• 本文抜粋

+++++

続・いまも影響力を持ち続ける人生論
武者小路実篤の人生論は今日もなお影響力を持ち続けている。
それを示す根拠として、たとえば「読書メーター」(日本中の読書家とコミュニケーションできるWeb)がある。
読書メーターのレビュー数を見ると、2014年1件、2015年2件、2016年1件、2017年0件、2018年2件、2019年1件とほぼ毎年何等かの投稿がなされている。
また、アマゾンのカスタマーレビューでも2003年、2006年、2015~2016年にそれぞれ1件ずつの投稿内容が確認できる。投稿件数は僅かと言えるかもしれないが、長らく絶版しているにもかかわらず、岩波新書赤版にレビューが寄せられたという点を評価したい(2019年8月27日現在)。
それでは、武者小路実篤はその著『人生論』において何を論じたのか。
気になるであろう。
本コラムでは、本著をただ読んでいるだけでは気づかない、または気づきにくい潜在的な構造を探ってみよう。そこから今日において何か継承できるものが発見できるかもしれない。

+++++

• エントリ抜粋
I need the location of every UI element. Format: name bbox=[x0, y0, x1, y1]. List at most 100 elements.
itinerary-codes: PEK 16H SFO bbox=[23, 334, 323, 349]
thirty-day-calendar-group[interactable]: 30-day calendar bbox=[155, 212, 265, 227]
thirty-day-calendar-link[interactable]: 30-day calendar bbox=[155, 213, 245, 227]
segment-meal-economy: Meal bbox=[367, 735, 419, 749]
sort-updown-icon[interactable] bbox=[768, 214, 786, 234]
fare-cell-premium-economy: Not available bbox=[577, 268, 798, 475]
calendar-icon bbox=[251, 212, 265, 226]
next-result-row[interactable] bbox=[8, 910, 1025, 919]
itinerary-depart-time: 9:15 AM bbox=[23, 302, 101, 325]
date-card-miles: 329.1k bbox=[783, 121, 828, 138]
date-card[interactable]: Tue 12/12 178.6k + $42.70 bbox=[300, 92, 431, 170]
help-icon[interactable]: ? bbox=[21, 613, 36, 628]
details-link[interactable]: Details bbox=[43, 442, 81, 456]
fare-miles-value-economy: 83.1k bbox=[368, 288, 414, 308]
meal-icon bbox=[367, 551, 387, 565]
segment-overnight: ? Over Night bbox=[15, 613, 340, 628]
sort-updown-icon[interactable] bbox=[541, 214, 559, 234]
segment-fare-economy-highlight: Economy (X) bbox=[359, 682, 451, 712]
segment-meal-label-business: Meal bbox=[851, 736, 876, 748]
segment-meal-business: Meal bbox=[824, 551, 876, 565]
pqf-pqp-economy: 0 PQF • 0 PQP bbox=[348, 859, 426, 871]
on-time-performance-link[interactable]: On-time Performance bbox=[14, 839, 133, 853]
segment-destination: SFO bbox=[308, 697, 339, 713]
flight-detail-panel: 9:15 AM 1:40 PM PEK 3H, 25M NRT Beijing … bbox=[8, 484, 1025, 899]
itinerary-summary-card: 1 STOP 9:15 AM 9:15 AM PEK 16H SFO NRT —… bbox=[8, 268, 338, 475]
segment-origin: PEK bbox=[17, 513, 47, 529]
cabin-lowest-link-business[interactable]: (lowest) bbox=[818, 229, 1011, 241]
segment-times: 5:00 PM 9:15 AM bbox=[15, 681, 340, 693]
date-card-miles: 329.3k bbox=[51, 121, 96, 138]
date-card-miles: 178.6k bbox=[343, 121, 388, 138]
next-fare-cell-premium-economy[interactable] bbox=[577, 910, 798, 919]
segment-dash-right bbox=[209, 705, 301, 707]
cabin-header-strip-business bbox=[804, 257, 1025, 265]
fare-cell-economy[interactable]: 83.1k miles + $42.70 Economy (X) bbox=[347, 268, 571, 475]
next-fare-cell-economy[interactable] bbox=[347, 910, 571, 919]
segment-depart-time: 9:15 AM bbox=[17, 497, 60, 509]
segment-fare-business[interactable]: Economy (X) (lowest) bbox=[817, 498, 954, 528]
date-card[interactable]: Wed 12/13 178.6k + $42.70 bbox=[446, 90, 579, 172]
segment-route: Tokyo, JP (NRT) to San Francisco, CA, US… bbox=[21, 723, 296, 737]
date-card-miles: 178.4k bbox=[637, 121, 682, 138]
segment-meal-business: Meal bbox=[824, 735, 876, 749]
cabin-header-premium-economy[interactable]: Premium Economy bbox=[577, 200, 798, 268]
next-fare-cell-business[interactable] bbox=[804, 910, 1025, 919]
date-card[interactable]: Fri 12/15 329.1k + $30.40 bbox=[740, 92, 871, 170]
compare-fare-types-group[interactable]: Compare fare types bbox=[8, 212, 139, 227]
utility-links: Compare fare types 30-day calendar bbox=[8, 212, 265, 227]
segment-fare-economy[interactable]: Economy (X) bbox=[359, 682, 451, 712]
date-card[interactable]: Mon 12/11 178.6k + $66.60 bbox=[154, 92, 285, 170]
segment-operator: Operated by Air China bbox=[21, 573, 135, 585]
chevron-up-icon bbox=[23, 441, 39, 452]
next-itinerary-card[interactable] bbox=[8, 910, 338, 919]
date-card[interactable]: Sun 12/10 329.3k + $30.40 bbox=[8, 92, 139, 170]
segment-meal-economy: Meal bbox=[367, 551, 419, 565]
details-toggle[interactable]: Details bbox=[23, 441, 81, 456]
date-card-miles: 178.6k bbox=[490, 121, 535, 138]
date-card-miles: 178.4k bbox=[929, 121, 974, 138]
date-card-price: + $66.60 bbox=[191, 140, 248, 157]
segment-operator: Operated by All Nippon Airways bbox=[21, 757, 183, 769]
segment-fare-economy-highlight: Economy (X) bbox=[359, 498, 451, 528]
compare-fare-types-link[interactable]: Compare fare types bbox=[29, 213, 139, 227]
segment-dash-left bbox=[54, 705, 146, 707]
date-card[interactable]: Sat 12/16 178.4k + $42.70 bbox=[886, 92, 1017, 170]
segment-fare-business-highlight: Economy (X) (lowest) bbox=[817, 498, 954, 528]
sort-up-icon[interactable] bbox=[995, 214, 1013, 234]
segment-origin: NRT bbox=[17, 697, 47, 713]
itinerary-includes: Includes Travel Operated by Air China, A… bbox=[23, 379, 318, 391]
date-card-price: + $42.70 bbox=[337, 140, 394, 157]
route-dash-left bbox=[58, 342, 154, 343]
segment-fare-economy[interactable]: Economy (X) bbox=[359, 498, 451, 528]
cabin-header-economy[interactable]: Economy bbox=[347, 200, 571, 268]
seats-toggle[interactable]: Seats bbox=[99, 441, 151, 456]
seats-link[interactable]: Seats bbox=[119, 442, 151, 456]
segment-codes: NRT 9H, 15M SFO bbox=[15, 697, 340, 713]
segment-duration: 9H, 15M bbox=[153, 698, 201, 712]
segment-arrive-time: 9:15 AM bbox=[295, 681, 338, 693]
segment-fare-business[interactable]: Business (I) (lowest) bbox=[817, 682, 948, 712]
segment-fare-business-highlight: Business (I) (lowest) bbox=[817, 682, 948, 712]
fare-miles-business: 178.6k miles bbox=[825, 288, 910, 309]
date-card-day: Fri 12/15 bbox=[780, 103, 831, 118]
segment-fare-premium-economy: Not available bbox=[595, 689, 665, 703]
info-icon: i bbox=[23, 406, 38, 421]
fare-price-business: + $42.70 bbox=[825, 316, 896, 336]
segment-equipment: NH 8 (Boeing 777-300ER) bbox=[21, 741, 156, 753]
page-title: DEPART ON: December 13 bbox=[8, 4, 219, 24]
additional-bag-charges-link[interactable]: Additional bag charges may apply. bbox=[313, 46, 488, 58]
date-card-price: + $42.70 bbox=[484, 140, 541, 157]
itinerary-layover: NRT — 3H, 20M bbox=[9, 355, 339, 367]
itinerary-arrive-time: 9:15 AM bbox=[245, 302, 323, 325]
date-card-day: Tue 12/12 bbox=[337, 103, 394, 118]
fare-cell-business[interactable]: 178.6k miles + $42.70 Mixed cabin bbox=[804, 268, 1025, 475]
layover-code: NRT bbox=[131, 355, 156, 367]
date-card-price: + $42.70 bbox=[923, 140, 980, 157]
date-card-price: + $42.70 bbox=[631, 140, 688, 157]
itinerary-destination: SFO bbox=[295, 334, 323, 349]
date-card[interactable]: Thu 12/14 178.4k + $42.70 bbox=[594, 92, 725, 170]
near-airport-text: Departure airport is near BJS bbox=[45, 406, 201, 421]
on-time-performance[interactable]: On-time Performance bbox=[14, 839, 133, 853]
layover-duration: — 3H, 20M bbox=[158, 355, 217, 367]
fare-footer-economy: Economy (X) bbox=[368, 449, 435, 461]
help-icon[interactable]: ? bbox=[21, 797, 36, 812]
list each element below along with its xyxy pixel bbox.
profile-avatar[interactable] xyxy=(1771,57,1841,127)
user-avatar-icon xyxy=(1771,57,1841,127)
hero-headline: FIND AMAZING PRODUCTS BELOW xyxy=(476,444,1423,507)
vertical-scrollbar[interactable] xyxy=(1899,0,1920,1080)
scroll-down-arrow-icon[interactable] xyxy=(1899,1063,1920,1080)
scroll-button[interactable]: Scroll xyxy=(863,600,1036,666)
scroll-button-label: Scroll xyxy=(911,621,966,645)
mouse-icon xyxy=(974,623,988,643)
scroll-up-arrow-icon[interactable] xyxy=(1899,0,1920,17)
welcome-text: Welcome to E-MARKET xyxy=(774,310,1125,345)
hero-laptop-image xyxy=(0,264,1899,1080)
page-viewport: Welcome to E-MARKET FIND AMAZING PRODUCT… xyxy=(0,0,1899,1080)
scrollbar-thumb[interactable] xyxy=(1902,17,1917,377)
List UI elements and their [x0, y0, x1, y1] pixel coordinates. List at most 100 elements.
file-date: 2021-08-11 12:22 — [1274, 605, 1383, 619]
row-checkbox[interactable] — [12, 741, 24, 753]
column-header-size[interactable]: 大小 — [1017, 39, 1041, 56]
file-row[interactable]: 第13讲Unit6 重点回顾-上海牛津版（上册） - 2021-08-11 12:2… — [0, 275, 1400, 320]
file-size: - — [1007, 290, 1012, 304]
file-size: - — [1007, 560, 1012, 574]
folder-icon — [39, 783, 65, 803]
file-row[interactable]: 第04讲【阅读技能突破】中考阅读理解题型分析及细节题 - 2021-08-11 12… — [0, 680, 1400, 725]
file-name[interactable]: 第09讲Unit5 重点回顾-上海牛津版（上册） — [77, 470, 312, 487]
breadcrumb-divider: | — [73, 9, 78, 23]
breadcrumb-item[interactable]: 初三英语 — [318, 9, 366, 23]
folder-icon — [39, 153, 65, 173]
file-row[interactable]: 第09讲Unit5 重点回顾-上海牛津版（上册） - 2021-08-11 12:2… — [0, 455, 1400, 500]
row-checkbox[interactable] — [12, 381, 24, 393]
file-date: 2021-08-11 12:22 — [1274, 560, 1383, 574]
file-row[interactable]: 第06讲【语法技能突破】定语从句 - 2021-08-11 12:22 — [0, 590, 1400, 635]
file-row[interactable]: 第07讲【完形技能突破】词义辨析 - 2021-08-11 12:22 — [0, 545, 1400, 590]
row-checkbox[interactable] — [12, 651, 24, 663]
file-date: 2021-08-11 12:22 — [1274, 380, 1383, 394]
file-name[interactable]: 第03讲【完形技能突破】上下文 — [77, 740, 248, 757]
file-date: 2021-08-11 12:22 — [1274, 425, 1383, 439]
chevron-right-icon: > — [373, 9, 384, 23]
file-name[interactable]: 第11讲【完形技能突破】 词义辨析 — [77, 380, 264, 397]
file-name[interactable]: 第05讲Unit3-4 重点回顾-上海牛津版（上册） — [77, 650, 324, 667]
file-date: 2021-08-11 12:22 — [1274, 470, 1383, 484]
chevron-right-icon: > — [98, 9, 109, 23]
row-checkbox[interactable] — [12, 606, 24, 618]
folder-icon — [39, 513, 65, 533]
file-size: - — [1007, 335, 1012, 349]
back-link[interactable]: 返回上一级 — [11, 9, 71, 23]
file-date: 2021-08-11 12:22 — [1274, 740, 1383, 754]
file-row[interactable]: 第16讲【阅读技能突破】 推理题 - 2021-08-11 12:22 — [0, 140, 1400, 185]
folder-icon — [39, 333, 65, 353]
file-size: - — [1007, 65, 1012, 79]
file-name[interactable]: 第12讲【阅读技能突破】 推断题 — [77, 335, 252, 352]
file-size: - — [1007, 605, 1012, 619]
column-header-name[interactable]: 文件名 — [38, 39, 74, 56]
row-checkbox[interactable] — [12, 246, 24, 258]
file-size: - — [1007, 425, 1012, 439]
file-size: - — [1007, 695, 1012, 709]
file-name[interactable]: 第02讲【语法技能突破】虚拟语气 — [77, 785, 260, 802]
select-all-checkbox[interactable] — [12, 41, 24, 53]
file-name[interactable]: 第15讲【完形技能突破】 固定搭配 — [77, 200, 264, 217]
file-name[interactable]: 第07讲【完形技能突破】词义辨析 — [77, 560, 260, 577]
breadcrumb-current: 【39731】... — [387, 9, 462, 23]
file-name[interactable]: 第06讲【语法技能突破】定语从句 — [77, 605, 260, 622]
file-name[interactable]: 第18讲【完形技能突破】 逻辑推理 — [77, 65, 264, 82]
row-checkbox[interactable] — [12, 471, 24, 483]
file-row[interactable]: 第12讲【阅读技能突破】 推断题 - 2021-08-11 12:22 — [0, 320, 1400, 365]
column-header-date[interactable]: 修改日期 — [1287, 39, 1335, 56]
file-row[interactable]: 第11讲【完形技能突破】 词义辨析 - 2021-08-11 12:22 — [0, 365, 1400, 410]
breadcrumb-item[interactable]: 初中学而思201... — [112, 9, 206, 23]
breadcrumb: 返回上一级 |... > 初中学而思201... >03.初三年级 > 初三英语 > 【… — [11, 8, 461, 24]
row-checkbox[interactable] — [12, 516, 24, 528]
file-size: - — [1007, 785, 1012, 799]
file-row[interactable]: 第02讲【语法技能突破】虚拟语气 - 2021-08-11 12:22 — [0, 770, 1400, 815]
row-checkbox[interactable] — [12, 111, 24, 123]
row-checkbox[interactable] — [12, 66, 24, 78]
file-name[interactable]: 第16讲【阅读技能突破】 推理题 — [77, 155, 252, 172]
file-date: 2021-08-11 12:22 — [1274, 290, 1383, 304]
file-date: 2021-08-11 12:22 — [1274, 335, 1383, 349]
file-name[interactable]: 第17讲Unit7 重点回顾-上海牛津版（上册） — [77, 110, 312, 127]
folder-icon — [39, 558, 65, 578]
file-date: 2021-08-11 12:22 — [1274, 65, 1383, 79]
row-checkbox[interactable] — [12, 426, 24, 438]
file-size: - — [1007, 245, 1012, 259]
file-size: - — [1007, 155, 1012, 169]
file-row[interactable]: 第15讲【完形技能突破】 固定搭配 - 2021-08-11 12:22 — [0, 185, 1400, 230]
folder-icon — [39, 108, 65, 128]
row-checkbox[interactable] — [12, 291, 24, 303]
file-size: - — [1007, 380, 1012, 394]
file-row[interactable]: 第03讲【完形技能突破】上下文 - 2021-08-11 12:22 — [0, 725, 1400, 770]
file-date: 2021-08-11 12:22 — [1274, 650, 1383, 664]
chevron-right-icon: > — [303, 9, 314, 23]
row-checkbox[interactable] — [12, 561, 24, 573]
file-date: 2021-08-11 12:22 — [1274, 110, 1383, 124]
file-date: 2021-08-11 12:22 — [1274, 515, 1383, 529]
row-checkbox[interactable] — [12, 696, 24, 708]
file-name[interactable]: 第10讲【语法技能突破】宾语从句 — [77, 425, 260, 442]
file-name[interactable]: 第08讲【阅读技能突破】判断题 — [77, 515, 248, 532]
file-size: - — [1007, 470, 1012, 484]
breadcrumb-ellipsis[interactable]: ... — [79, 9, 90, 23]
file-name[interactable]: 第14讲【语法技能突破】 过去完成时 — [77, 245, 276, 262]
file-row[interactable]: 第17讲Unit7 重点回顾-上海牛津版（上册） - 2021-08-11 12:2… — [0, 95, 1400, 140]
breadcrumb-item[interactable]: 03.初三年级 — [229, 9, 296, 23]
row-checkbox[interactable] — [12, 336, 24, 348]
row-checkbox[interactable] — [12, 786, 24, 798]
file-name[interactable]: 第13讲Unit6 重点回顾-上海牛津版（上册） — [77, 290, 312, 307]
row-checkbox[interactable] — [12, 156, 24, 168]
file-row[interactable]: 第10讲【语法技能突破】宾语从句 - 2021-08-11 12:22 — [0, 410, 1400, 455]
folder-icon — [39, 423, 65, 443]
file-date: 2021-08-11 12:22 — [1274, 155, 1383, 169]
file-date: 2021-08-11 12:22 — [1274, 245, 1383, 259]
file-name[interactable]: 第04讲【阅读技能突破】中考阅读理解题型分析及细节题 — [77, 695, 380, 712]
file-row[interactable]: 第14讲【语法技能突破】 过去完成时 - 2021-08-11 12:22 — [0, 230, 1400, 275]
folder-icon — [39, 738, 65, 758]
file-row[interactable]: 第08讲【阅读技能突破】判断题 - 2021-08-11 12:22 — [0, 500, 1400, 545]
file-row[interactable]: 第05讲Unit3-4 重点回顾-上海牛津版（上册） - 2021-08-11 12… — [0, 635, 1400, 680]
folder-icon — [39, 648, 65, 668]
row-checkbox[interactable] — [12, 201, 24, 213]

+++++

• 作業項目 1
武者小路実篤の人生論についての文章を、二文で要約してください。
• 作業項目 2
武者小路実篤の人生論についての文章を、最後の文の後から書き継いでください。

• 回答 1
武者小路実篤の人生論は今日も影響力を持ち続けており、その根拠として、読書メーターにほぼ毎年レビューが投稿されていることや、長らく絶版の岩波新書赤版にもアマゾンのカスタマーレビューが寄せられていることが挙げられている。そのうえで、筆者は『人生論』が何を論じたのかを問い、ただ読んでいるだけでは気づきにくい潜在的な構造を探ることで、今日に継承できるものを見いだそうとしている。

• 回答 2
私は『人生論』正編・全64章をデジタルデータ化した上で計量的に内容の整理・分析を試みた。正確にいえば分析途上というところであるが、分かったことがある。
『人生論』の文字数は全部で93,206文字、全体の語数は59,167語、単語は3,259種類であった。出現回数の多かった語句は、人間が681回を数え、以下、人458、自分382、仕事246、他人196、自然178、健康130、生命109、愛72、心71、人生71、人類67、生活64、という回数であった。
武者小路実篤の『人生論』は本質的には何を論じたのか。
一目瞭然と言えよう。「人生」というよりはむしろ「人間」について、あるいは「人」についてだったのである。